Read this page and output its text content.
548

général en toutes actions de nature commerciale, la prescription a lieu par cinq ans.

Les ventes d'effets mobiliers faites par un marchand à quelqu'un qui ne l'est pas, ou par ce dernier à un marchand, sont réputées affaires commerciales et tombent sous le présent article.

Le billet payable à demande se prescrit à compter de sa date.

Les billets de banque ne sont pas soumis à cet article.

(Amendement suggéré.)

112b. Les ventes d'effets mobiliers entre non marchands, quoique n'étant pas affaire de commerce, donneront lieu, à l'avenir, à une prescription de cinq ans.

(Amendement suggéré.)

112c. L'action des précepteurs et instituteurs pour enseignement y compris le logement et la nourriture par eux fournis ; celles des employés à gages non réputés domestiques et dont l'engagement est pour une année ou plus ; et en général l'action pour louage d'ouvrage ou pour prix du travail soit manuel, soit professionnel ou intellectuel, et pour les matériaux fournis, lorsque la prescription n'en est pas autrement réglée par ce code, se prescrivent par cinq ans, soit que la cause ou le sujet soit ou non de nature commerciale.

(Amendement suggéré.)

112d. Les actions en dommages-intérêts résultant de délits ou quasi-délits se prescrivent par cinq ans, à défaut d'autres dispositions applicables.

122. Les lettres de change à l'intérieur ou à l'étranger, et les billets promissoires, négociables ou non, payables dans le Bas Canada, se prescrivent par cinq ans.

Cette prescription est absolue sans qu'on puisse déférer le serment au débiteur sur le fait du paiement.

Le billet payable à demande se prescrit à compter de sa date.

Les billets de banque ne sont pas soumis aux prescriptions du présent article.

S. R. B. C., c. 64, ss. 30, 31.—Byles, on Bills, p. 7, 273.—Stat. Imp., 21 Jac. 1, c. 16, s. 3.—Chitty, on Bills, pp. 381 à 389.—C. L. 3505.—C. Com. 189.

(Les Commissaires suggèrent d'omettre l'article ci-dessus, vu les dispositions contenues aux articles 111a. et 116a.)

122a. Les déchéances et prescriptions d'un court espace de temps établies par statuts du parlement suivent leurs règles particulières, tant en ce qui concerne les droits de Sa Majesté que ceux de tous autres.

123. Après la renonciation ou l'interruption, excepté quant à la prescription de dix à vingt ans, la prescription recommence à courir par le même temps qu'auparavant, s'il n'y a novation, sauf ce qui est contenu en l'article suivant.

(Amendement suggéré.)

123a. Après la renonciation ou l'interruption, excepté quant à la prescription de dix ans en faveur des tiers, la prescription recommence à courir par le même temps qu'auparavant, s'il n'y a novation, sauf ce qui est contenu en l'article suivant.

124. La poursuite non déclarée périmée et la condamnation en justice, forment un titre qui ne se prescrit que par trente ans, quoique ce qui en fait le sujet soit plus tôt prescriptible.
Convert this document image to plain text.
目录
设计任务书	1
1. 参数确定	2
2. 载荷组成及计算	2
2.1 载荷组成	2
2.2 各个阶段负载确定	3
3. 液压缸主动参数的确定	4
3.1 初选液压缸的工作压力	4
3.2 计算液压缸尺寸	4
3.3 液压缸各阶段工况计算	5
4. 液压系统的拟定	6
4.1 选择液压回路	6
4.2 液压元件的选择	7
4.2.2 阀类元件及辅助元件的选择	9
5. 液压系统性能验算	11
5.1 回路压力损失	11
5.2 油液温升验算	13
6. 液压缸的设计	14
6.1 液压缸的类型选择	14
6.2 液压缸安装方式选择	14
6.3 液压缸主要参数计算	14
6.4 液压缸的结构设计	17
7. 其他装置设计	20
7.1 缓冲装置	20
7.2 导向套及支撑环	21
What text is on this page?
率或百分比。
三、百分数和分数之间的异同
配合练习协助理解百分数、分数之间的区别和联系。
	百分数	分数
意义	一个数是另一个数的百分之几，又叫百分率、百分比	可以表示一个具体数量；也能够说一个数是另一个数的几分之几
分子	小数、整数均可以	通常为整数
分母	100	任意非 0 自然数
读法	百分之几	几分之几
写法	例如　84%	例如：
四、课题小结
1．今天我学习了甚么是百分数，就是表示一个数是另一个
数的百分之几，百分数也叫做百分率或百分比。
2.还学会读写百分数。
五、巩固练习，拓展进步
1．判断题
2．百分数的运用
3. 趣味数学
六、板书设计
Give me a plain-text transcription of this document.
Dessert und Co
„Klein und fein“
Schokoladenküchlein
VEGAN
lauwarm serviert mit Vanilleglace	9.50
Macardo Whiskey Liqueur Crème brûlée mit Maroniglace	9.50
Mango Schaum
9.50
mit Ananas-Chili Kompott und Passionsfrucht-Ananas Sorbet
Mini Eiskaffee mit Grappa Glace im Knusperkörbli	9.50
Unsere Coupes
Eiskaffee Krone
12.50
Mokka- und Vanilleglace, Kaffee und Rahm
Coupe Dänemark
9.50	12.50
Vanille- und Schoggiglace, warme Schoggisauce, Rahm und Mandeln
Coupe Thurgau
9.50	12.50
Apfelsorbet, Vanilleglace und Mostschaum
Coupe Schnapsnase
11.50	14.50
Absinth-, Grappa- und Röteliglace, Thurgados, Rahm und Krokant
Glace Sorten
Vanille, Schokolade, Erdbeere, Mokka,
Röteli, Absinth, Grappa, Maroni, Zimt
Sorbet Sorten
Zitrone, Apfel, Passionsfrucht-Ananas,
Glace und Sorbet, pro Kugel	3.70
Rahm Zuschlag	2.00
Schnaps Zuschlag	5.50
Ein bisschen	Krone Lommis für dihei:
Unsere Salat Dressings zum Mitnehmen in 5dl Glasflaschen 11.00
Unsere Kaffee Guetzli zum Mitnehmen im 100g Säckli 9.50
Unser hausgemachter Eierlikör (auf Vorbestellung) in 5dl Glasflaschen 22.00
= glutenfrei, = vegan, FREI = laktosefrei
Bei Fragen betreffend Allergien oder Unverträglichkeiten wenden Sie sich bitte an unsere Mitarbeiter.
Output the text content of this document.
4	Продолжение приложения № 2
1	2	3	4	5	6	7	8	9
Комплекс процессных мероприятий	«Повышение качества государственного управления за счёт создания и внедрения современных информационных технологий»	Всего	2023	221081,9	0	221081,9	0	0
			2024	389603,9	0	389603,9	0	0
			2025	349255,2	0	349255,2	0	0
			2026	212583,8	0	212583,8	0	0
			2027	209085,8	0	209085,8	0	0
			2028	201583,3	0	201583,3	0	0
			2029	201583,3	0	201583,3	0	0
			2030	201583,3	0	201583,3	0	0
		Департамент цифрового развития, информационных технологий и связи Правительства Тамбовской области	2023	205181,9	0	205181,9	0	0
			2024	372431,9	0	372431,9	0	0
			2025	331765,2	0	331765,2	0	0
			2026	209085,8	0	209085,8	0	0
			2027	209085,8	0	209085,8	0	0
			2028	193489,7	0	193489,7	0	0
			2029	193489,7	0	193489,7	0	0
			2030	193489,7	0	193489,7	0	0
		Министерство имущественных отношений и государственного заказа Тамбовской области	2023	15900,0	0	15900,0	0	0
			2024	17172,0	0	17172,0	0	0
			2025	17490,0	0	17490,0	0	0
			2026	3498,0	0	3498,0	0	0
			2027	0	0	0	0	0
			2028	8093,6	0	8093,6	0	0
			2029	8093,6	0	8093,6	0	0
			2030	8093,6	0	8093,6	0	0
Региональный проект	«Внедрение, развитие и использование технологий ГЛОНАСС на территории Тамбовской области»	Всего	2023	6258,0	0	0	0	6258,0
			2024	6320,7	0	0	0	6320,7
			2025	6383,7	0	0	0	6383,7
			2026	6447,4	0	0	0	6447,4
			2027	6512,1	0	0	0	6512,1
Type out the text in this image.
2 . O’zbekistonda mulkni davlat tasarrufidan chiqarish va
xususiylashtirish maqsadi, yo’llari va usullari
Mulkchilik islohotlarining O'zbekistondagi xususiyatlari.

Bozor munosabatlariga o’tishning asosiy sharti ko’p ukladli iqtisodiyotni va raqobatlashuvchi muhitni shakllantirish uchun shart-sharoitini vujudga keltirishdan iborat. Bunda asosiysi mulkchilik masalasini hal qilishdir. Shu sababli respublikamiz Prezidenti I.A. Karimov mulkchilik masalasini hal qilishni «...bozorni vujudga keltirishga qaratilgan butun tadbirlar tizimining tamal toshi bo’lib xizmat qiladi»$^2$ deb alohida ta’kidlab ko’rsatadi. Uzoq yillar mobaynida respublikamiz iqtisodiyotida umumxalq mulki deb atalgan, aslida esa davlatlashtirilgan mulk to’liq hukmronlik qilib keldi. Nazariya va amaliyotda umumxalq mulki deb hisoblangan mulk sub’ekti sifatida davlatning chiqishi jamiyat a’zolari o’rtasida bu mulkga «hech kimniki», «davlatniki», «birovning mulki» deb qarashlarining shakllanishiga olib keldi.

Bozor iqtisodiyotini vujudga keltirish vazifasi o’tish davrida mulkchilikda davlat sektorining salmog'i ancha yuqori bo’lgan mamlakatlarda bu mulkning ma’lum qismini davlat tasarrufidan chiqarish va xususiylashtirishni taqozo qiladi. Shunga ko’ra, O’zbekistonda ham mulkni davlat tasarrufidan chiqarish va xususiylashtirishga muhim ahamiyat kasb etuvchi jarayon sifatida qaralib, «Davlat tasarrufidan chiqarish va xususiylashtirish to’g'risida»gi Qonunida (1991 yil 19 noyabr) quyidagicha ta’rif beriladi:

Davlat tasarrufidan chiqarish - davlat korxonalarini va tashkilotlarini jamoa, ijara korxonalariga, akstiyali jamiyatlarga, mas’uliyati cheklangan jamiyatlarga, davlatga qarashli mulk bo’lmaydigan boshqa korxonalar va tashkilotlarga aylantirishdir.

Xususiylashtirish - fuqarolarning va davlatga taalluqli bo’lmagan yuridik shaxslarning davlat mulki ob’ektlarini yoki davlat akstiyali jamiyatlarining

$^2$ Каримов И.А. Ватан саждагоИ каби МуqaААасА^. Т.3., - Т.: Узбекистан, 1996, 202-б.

REQUIRED WORK: Return each full line of the entries that contains the word "Mitnehmen".

CORRECT ANSWER:
Unsere Salat Dressings zum Mitnehmen in 5dl Glasflaschen 11.00
Unsere Kaffee Guetzli zum Mitnehmen im 100g Säckli 9.50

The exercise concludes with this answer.